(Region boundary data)
******************************
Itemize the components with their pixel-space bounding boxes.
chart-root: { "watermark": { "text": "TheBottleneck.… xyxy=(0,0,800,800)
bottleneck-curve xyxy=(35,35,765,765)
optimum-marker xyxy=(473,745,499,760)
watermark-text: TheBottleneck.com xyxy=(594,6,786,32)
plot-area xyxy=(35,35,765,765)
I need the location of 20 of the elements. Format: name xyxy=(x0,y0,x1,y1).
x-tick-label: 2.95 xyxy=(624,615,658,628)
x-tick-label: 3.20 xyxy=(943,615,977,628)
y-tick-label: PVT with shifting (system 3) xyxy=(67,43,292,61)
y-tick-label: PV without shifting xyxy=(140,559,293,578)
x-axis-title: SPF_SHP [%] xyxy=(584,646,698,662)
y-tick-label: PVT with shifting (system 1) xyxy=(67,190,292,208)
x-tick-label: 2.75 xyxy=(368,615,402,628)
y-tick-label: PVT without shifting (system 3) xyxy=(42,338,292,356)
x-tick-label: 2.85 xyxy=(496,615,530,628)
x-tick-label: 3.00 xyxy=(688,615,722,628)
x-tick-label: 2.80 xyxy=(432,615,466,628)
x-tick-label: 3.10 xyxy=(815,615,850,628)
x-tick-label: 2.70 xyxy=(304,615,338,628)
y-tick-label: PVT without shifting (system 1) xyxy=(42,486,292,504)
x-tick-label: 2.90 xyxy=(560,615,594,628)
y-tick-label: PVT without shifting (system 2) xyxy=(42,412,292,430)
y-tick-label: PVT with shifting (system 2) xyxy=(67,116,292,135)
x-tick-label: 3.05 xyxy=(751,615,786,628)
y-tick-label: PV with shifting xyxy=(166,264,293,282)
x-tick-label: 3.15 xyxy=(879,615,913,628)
******************************
Requirements: Reproduce these entries line for line, without any changes.

Task output:
Itemize the components with their pixel-space bounding boxes.
chart-root: { "watermark": { "text": "TheBottleneck.… xyxy=(0,0,800,800)
bottleneck-curve xyxy=(35,35,765,765)
optimum-marker xyxy=(473,745,499,760)
watermark-text: TheBottleneck.com xyxy=(594,6,786,32)
plot-area xyxy=(35,35,765,765)
I need the location of 20 of the elements. Format: name xyxy=(x0,y0,x1,y1).
x-tick-label: 2.95 xyxy=(624,615,658,628)
x-tick-label: 3.20 xyxy=(943,615,977,628)
y-tick-label: PVT with shifting (system 3) xyxy=(67,43,292,61)
y-tick-label: PV without shifting xyxy=(140,559,293,578)
x-axis-title: SPF_SHP [%] xyxy=(584,646,698,662)
y-tick-label: PVT with shifting (system 1) xyxy=(67,190,292,208)
x-tick-label: 2.75 xyxy=(368,615,402,628)
y-tick-label: PVT without shifting (system 3) xyxy=(42,338,292,356)
x-tick-label: 2.85 xyxy=(496,615,530,628)
x-tick-label: 3.00 xyxy=(688,615,722,628)
x-tick-label: 2.80 xyxy=(432,615,466,628)
x-tick-label: 3.10 xyxy=(815,615,850,628)
x-tick-label: 2.70 xyxy=(304,615,338,628)
y-tick-label: PVT without shifting (system 1) xyxy=(42,486,292,504)
x-tick-label: 2.90 xyxy=(560,615,594,628)
y-tick-label: PVT without shifting (system 2) xyxy=(42,412,292,430)
y-tick-label: PVT with shifting (system 2) xyxy=(67,116,292,135)
x-tick-label: 3.05 xyxy=(751,615,786,628)
y-tick-label: PV with shifting xyxy=(166,264,293,282)
x-tick-label: 3.15 xyxy=(879,615,913,628)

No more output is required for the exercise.